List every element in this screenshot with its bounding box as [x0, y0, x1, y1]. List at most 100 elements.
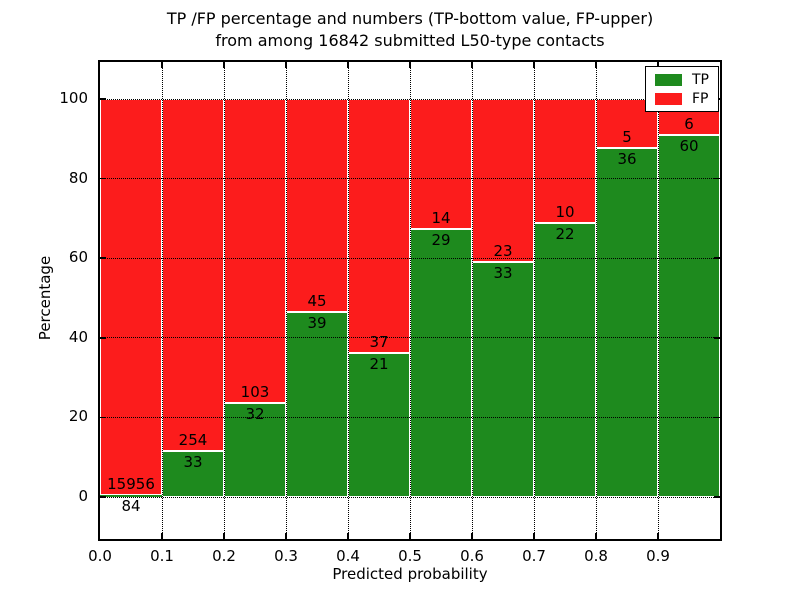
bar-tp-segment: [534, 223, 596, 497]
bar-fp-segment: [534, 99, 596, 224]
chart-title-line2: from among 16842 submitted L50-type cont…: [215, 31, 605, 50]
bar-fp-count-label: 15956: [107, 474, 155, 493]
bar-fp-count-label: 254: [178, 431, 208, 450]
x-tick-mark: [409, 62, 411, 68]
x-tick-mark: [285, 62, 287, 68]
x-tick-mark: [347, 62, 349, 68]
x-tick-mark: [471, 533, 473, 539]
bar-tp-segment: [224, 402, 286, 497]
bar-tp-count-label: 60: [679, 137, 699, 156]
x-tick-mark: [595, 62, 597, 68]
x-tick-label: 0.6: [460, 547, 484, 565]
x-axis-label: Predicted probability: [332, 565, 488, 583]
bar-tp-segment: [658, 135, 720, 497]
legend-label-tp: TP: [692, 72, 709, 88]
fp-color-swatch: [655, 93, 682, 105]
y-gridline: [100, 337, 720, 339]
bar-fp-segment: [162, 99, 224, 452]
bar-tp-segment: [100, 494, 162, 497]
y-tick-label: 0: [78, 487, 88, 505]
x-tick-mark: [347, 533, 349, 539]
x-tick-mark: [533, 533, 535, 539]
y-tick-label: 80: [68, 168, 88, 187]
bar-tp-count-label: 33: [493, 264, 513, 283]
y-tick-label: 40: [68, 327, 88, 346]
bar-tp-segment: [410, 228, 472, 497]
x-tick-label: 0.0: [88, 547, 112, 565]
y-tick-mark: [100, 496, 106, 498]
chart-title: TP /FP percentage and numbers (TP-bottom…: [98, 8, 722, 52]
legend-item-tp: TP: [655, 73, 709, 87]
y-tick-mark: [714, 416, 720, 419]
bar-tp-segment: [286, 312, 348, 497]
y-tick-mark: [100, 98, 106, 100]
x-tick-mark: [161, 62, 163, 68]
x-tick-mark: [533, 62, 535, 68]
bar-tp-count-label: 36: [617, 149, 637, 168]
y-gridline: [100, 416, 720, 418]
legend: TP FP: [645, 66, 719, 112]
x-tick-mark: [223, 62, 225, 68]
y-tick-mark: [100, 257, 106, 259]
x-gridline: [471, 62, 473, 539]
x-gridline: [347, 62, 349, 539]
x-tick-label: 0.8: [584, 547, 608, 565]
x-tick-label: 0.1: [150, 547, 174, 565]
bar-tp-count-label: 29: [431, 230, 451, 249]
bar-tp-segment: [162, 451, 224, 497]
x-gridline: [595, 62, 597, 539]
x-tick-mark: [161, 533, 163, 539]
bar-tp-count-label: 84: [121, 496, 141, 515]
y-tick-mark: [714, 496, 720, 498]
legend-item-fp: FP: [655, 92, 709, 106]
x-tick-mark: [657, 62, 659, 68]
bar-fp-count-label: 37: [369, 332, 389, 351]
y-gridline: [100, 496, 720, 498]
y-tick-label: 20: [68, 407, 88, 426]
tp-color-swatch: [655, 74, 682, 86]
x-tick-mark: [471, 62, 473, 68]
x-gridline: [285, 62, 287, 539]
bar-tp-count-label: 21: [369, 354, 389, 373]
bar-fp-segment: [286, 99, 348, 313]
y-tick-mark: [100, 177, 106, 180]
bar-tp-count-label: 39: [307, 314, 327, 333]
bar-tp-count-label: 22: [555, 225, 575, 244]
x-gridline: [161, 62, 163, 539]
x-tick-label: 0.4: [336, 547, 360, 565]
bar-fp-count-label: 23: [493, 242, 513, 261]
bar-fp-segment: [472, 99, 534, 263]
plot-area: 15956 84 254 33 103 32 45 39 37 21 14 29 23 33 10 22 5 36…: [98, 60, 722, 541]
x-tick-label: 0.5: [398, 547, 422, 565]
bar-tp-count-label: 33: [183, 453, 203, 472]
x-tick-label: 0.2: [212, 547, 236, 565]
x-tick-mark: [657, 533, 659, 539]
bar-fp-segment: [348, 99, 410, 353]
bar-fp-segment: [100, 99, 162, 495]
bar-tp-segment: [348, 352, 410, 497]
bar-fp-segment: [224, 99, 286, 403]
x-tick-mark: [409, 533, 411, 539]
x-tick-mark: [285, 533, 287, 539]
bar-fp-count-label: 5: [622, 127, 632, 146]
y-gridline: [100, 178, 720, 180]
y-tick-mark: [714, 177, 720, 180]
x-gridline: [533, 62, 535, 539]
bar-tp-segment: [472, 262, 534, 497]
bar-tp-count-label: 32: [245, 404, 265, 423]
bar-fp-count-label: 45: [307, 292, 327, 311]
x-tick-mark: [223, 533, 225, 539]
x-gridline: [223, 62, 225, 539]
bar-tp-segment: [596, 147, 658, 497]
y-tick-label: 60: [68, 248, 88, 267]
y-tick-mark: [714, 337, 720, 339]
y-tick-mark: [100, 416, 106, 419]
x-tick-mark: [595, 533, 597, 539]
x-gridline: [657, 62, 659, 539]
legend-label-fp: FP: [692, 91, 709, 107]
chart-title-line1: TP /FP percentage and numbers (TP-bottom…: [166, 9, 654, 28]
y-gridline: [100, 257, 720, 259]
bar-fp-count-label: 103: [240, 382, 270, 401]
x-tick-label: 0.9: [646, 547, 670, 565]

_PROBLEM DESCRIPTION_
Please write out each line of the data above as one string in a JSON list, skipping blank lines and leaving out the pictures.

_WORKED ANSWER_
[
  "List every element in this screenshot with its bounding box as [x0, y0, x1, y1]. List at most 100 elements.",
  "bar-tp-segment: [534, 223, 596, 497]",
  "bar-fp-segment: [534, 99, 596, 224]",
  "chart-title-line2: from among 16842 submitted L50-type cont…: [215, 31, 605, 50]",
  "bar-fp-count-label: 15956: [107, 474, 155, 493]",
  "bar-fp-count-label: 254: [178, 431, 208, 450]",
  "x-tick-mark: [409, 62, 411, 68]",
  "x-tick-mark: [285, 62, 287, 68]",
  "x-tick-mark: [347, 62, 349, 68]",
  "x-tick-mark: [471, 533, 473, 539]",
  "bar-tp-segment: [224, 402, 286, 497]",
  "bar-tp-count-label: 60: [679, 137, 699, 156]",
  "x-tick-mark: [595, 62, 597, 68]",
  "x-tick-label: 0.6: [460, 547, 484, 565]",
  "x-axis-label: Predicted probability: [332, 565, 488, 583]",
  "bar-tp-segment: [658, 135, 720, 497]",
  "legend-label-tp: TP: [692, 72, 709, 88]",
  "fp-color-swatch: [655, 93, 682, 105]",
  "y-gridline: [100, 337, 720, 339]",
  "bar-fp-segment: [162, 99, 224, 452]",
  "bar-tp-segment: [100, 494, 162, 497]",
  "y-tick-label: 0: [78, 487, 88, 505]",
  "x-tick-mark: [347, 533, 349, 539]",
  "x-tick-mark: [533, 533, 535, 539]",
  "y-tick-label: 80: [68, 168, 88, 187]",
  "bar-tp-count-label: 33: [493, 264, 513, 283]",
  "y-tick-label: 40: [68, 327, 88, 346]",
  "bar-tp-segment: [410, 228, 472, 497]",
  "x-tick-label: 0.0: [88, 547, 112, 565]",
  "y-tick-mark: [100, 496, 106, 498]",
  "chart-title: TP /FP percentage and numbers (TP-bottom…: [98, 8, 722, 52]",
  "legend-item-tp: TP: [655, 73, 709, 87]",
  "y-tick-mark: [714, 416, 720, 419]",
  "bar-tp-segment: [286, 312, 348, 497]",
  "y-tick-mark: [100, 98, 106, 100]",
  "x-tick-mark: [161, 62, 163, 68]",
  "x-tick-mark: [533, 62, 535, 68]",
  "bar-tp-count-label: 36: [617, 149, 637, 168]",
  "y-gridline: [100, 416, 720, 418]",
  "legend: TP FP: [645, 66, 719, 112]",
  "x-tick-mark: [223, 62, 225, 68]",
  "y-tick-mark: [100, 257, 106, 259]",
  "x-gridline: [471, 62, 473, 539]",
  "x-gridline: [347, 62, 349, 539]",
  "x-tick-label: 0.8: [584, 547, 608, 565]",
  "x-tick-label: 0.1: [150, 547, 174, 565]",
  "bar-tp-count-label: 29: [431, 230, 451, 249]",
  "bar-tp-segment: [162, 451, 224, 497]",
  "x-gridline: [595, 62, 597, 539]",
  "x-tick-mark: [161, 533, 163, 539]",
  "bar-tp-count-label: 84: [121, 496, 141, 515]",
  "y-tick-mark: [714, 496, 720, 498]",
  "legend-item-fp: FP: [655, 92, 709, 106]",
  "x-tick-mark: [657, 62, 659, 68]",
  "bar-fp-count-label: 37: [369, 332, 389, 351]",
  "y-gridline: [100, 496, 720, 498]",
  "y-tick-label: 20: [68, 407, 88, 426]",
  "tp-color-swatch: [655, 74, 682, 86]",
  "x-tick-mark: [471, 62, 473, 68]",
  "x-gridline: [285, 62, 287, 539]",
  "bar-tp-count-label: 21: [369, 354, 389, 373]",
  "bar-fp-segment: [286, 99, 348, 313]",
  "y-tick-mark: [100, 177, 106, 180]",
  "bar-tp-count-label: 39: [307, 314, 327, 333]",
  "bar-tp-count-label: 22: [555, 225, 575, 244]",
  "x-gridline: [161, 62, 163, 539]",
  "x-tick-label: 0.4: [336, 547, 360, 565]",
  "bar-fp-count-label: 23: [493, 242, 513, 261]",
  "bar-fp-segment: [472, 99, 534, 263]",
  "plot-area: 15956 84 254 33 103 32 45 39 37 21 14 29 23 33 10 22 5 36…: [98, 60, 722, 541]",
  "x-tick-label: 0.5: [398, 547, 422, 565]",
  "bar-tp-count-label: 33: [183, 453, 203, 472]",
  "x-tick-label: 0.2: [212, 547, 236, 565]",
  "x-tick-mark: [657, 533, 659, 539]",
  "bar-fp-segment: [348, 99, 410, 353]",
  "bar-fp-segment: [100, 99, 162, 495]",
  "bar-tp-segment: [348, 352, 410, 497]",
  "bar-fp-segment: [224, 99, 286, 403]",
  "x-tick-mark: [409, 533, 411, 539]",
  "x-tick-mark: [285, 533, 287, 539]",
  "bar-fp-count-label: 5: [622, 127, 632, 146]",
  "y-gridline: [100, 178, 720, 180]",
  "y-tick-mark: [714, 177, 720, 180]",
  "x-gridline: [533, 62, 535, 539]",
  "bar-tp-segment: [472, 262, 534, 497]",
  "bar-tp-count-label: 32: [245, 404, 265, 423]",
  "bar-fp-count-label: 45: [307, 292, 327, 311]",
  "x-tick-mark: [223, 533, 225, 539]",
  "x-gridline: [223, 62, 225, 539]",
  "bar-tp-segment: [596, 147, 658, 497]",
  "y-tick-label: 60: [68, 248, 88, 267]",
  "y-tick-mark: [714, 337, 720, 339]",
  "y-tick-mark: [100, 416, 106, 419]",
  "x-tick-mark: [595, 533, 597, 539]",
  "x-gridline: [657, 62, 659, 539]",
  "legend-label-fp: FP: [692, 91, 709, 107]",
  "chart-title-line1: TP /FP percentage and numbers (TP-bottom…: [166, 9, 654, 28]",
  "y-gridline: [100, 257, 720, 259]",
  "bar-fp-count-label: 103: [240, 382, 270, 401]",
  "x-tick-label: 0.9: [646, 547, 670, 565]"
]